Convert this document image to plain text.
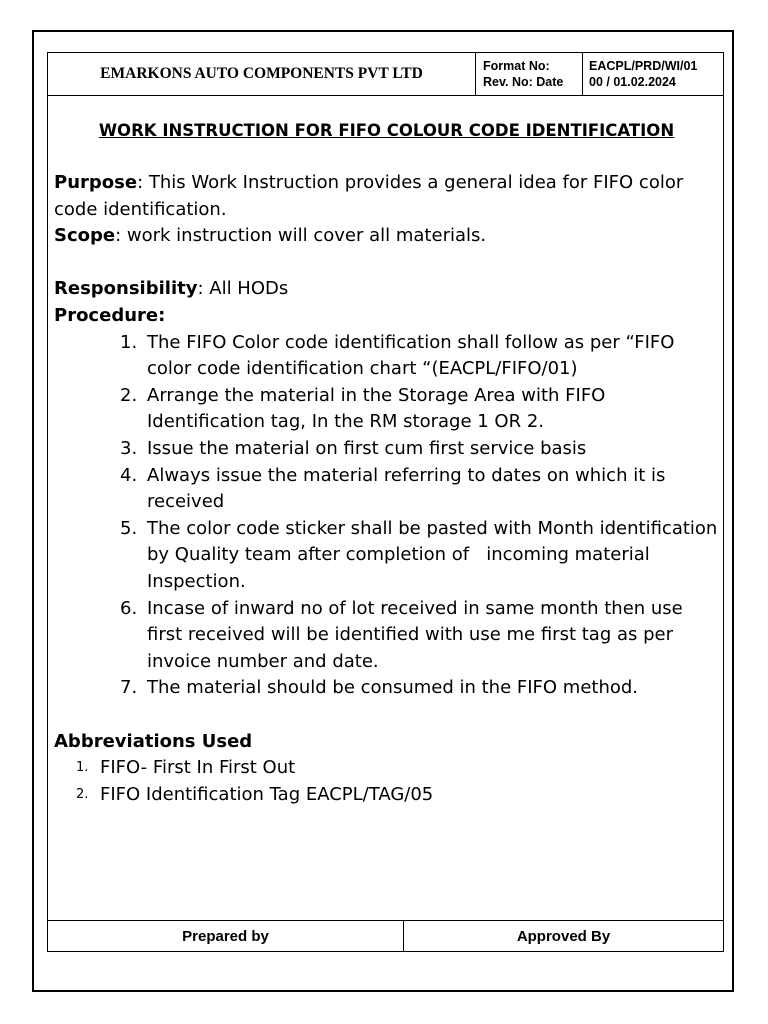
EMARKONS AUTO COMPONENTS PVT LTD	Format No:
Rev. No: Date
EACPL/PRD/WI/01
00 / 01.02.2024
WORK INSTRUCTION FOR FIFO COLOUR CODE IDENTIFICATION

Purpose: This Work Instruction provides a general idea for FIFO color code identification.

Scope: work instruction will cover all materials.

Responsibility: All HODs

Procedure:

1. The FIFO Color code identification shall follow as per “FIFO color code identification chart “(EACPL/FIFO/01)
2. Arrange the material in the Storage Area with FIFO Identification tag, In the RM storage 1 OR 2.
3. Issue the material on first cum first service basis
4. Always issue the material referring to dates on which it is received
5. The color code sticker shall be pasted with Month identification by Quality team after completion of   incoming material Inspection.
6. Incase of inward no of lot received in same month then use first received will be identified with use me first tag as per invoice number and date.
7. The material should be consumed in the FIFO method.

Abbreviations Used

1. FIFO- First In First Out
2. FIFO Identification Tag EACPL/TAG/05
Prepared by	Approved By
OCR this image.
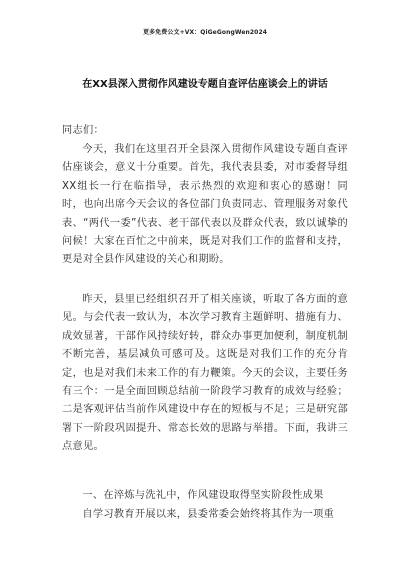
更多免费公文+VX：QiGeGongWen2024
在XX县深入贯彻作风建设专题自查评估座谈会上的讲话

同志们：

今天，我们在这里召开全县深入贯彻作风建设专题自查评估座谈会，意义十分重要。首先，我代表县委，对市委督导组XX组长一行在临指导，表示热烈的欢迎和衷心的感谢！同时，也向出席今天会议的各位部门负责同志、管理服务对象代表、“两代一委”代表、老干部代表以及群众代表，致以诚挚的问候！大家在百忙之中前来，既是对我们工作的监督和支持，更是对全县作风建设的关心和期盼。

昨天，县里已经组织召开了相关座谈，听取了各方面的意见。与会代表一致认为，本次学习教育主题鲜明、措施有力、成效显著，干部作风持续好转，群众办事更加便利，制度机制不断完善，基层减负可感可及。这既是对我们工作的充分肯定，也是对我们未来工作的有力鞭策。今天的会议，主要任务有三个：一是全面回顾总结前一阶段学习教育的成效与经验；二是客观评估当前作风建设中存在的短板与不足；三是研究部署下一阶段巩固提升、常态长效的思路与举措。下面，我讲三点意见。

一、在淬炼与洗礼中，作风建设取得坚实阶段性成果

自学习教育开展以来，县委常委会始终将其作为一项重
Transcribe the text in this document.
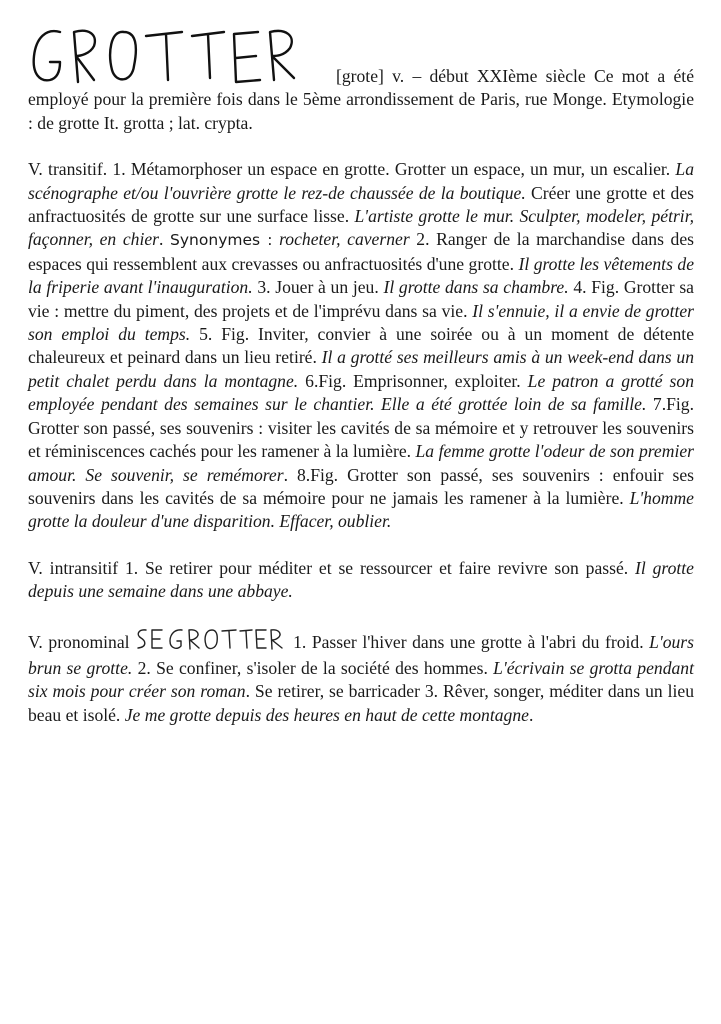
[grote] v. – début XXIème siècle Ce mot a été employé pour la première fois dans le 5ème arrondissement de Paris, rue Monge. Etymologie : de grotte It. grotta ; lat. crypta.

V. transitif. 1. Métamorphoser un espace en grotte. Grotter un espace, un mur, un escalier. La scénographe et/ou l'ouvrière grotte le rez-de chaussée de la boutique. Créer une grotte et des anfractuosités de grotte sur une surface lisse. L'artiste grotte le mur. Sculpter, modeler, pétrir, façonner, en chier. Synonymes : rocheter, caverner 2. Ranger de la marchandise dans des espaces qui ressemblent aux crevasses ou anfractuosités d'une grotte. Il grotte les vêtements de la friperie avant l'inauguration. 3. Jouer à un jeu. Il grotte dans sa chambre. 4. Fig. Grotter sa vie : mettre du piment, des projets et de l'imprévu dans sa vie. Il s'ennuie, il a envie de grotter son emploi du temps. 5. Fig. Inviter, convier à une soirée ou à un moment de détente chaleureux et peinard dans un lieu retiré. Il a grotté ses meilleurs amis à un week-end dans un petit chalet perdu dans la montagne. 6.Fig. Emprisonner, exploiter. Le patron a grotté son employée pendant des semaines sur le chantier. Elle a été grottée loin de sa famille. 7.Fig. Grotter son passé, ses souvenirs : visiter les cavités de sa mémoire et y retrouver les souvenirs et réminiscences cachés pour les ramener à la lumière. La femme grotte l'odeur de son premier amour. Se souvenir, se remémorer. 8.Fig. Grotter son passé, ses souvenirs : enfouir ses souvenirs dans les cavités de sa mémoire pour ne jamais les ramener à la lumière. L'homme grotte la douleur d'une disparition. Effacer, oublier.

V. intransitif 1. Se retirer pour méditer et se ressourcer et faire revivre son passé. Il grotte depuis une semaine dans une abbaye.

V. pronominal	1. Passer l'hiver dans une grotte à l'abri du froid. L'ours brun se grotte. 2. Se confiner, s'isoler de la société des hommes. L'écrivain se grotta pendant six mois pour créer son roman. Se retirer, se barricader 3. Rêver, songer, méditer dans un lieu beau et isolé. Je me grotte depuis des heures en haut de cette montagne.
-- -- --
Work to be completed.
Copy each line above precisely, dropping the pictures.

Written reply.
Convert this document image to plain text.
EMARKONS AUTO COMPONENTS PVT LTD	Format No:
Rev. No: Date
EACPL/PRD/WI/01
00 / 01.02.2024
WORK INSTRUCTION FOR FIFO COLOUR CODE IDENTIFICATION

Purpose: This Work Instruction provides a general idea for FIFO color code identification.

Scope: work instruction will cover all materials.

Responsibility: All HODs

Procedure:

1. The FIFO Color code identification shall follow as per “FIFO color code identification chart “(EACPL/FIFO/01)
2. Arrange the material in the Storage Area with FIFO Identification tag, In the RM storage 1 OR 2.
3. Issue the material on first cum first service basis
4. Always issue the material referring to dates on which it is received
5. The color code sticker shall be pasted with Month identification by Quality team after completion of   incoming material Inspection.
6. Incase of inward no of lot received in same month then use first received will be identified with use me first tag as per invoice number and date.
7. The material should be consumed in the FIFO method.

Abbreviations Used

1. FIFO- First In First Out
2. FIFO Identification Tag EACPL/TAG/05
Prepared by	Approved By
OCR this image.
更多免费公文+VX：QiGeGongWen2024
在XX县深入贯彻作风建设专题自查评估座谈会上的讲话

同志们：

今天，我们在这里召开全县深入贯彻作风建设专题自查评估座谈会，意义十分重要。首先，我代表县委，对市委督导组XX组长一行在临指导，表示热烈的欢迎和衷心的感谢！同时，也向出席今天会议的各位部门负责同志、管理服务对象代表、“两代一委”代表、老干部代表以及群众代表，致以诚挚的问候！大家在百忙之中前来，既是对我们工作的监督和支持，更是对全县作风建设的关心和期盼。

昨天，县里已经组织召开了相关座谈，听取了各方面的意见。与会代表一致认为，本次学习教育主题鲜明、措施有力、成效显著，干部作风持续好转，群众办事更加便利，制度机制不断完善，基层减负可感可及。这既是对我们工作的充分肯定，也是对我们未来工作的有力鞭策。今天的会议，主要任务有三个：一是全面回顾总结前一阶段学习教育的成效与经验；二是客观评估当前作风建设中存在的短板与不足；三是研究部署下一阶段巩固提升、常态长效的思路与举措。下面，我讲三点意见。

一、在淬炼与洗礼中，作风建设取得坚实阶段性成果

自学习教育开展以来，县委常委会始终将其作为一项重
Transcribe the text in this document.
[grote] v. – début XXIème siècle Ce mot a été employé pour la première fois dans le 5ème arrondissement de Paris, rue Monge. Etymologie : de grotte It. grotta ; lat. crypta.

V. transitif. 1. Métamorphoser un espace en grotte. Grotter un espace, un mur, un escalier. La scénographe et/ou l'ouvrière grotte le rez-de chaussée de la boutique. Créer une grotte et des anfractuosités de grotte sur une surface lisse. L'artiste grotte le mur. Sculpter, modeler, pétrir, façonner, en chier. Synonymes : rocheter, caverner 2. Ranger de la marchandise dans des espaces qui ressemblent aux crevasses ou anfractuosités d'une grotte. Il grotte les vêtements de la friperie avant l'inauguration. 3. Jouer à un jeu. Il grotte dans sa chambre. 4. Fig. Grotter sa vie : mettre du piment, des projets et de l'imprévu dans sa vie. Il s'ennuie, il a envie de grotter son emploi du temps. 5. Fig. Inviter, convier à une soirée ou à un moment de détente chaleureux et peinard dans un lieu retiré. Il a grotté ses meilleurs amis à un week-end dans un petit chalet perdu dans la montagne. 6.Fig. Emprisonner, exploiter. Le patron a grotté son employée pendant des semaines sur le chantier. Elle a été grottée loin de sa famille. 7.Fig. Grotter son passé, ses souvenirs : visiter les cavités de sa mémoire et y retrouver les souvenirs et réminiscences cachés pour les ramener à la lumière. La femme grotte l'odeur de son premier amour. Se souvenir, se remémorer. 8.Fig. Grotter son passé, ses souvenirs : enfouir ses souvenirs dans les cavités de sa mémoire pour ne jamais les ramener à la lumière. L'homme grotte la douleur d'une disparition. Effacer, oublier.

V. intransitif 1. Se retirer pour méditer et se ressourcer et faire revivre son passé. Il grotte depuis une semaine dans une abbaye.

V. pronominal	1. Passer l'hiver dans une grotte à l'abri du froid. L'ours brun se grotte. 2. Se confiner, s'isoler de la société des hommes. L'écrivain se grotta pendant six mois pour créer son roman. Se retirer, se barricader 3. Rêver, songer, méditer dans un lieu beau et isolé. Je me grotte depuis des heures en haut de cette montagne.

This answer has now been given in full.